- _TASK DIRECTIONS_:
Reply with only the number of lines that contain the string "Sales".

- _GIVEN ENTRIES_:
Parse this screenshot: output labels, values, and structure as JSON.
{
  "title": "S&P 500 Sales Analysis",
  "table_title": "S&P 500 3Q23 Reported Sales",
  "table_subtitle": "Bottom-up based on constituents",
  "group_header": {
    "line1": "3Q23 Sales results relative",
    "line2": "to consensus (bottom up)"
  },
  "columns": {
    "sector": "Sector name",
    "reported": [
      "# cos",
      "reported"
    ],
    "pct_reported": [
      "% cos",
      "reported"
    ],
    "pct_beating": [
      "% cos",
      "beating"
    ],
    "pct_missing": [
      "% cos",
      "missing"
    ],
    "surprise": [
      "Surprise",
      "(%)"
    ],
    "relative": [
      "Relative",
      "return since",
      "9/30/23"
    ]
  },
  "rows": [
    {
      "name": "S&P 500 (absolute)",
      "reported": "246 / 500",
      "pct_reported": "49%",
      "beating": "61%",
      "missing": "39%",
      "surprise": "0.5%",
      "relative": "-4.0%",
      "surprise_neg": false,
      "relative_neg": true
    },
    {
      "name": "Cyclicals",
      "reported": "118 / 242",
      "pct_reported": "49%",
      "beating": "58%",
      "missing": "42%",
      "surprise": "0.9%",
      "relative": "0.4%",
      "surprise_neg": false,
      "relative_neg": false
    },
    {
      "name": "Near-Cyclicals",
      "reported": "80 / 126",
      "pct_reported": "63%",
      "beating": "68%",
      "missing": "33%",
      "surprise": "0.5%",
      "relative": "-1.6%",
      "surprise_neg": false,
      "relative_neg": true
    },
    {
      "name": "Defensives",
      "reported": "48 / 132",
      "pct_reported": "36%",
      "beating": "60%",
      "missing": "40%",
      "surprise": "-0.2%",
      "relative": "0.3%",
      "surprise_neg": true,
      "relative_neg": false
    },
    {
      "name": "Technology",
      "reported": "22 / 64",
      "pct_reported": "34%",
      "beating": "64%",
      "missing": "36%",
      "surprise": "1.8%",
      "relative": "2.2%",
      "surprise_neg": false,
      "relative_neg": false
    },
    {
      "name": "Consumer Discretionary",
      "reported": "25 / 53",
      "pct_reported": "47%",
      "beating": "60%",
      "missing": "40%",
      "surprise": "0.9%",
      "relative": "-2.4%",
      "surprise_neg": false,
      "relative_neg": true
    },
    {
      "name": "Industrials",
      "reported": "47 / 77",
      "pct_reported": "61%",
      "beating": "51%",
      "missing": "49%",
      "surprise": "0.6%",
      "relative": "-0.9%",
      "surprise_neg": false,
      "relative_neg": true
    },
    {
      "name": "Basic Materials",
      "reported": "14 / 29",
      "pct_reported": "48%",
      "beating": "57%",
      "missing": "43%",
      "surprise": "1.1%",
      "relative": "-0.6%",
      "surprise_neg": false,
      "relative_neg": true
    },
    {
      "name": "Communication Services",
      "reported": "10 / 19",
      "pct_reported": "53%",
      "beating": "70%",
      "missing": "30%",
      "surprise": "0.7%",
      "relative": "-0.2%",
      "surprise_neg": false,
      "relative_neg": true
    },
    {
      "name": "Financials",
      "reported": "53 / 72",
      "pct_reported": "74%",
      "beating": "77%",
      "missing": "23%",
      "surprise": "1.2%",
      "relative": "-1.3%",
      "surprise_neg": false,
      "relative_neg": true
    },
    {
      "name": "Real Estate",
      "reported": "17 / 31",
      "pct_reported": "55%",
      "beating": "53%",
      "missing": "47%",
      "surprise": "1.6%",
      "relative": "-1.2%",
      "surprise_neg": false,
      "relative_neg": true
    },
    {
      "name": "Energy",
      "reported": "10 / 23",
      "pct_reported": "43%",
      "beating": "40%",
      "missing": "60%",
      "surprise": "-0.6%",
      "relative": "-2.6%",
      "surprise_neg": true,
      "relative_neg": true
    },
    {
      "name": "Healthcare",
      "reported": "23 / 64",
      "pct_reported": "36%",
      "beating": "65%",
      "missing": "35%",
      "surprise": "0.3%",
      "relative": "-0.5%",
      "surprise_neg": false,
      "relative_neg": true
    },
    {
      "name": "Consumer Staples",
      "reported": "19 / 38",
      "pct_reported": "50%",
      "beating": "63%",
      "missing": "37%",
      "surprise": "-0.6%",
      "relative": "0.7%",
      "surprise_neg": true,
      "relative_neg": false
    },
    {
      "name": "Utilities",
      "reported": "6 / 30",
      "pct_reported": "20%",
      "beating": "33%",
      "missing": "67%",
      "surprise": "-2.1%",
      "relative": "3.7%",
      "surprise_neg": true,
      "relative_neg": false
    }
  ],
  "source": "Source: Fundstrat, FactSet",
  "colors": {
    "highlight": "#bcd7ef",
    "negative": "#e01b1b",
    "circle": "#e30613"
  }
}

- _ANSWER TO THE PROBLEM_:
3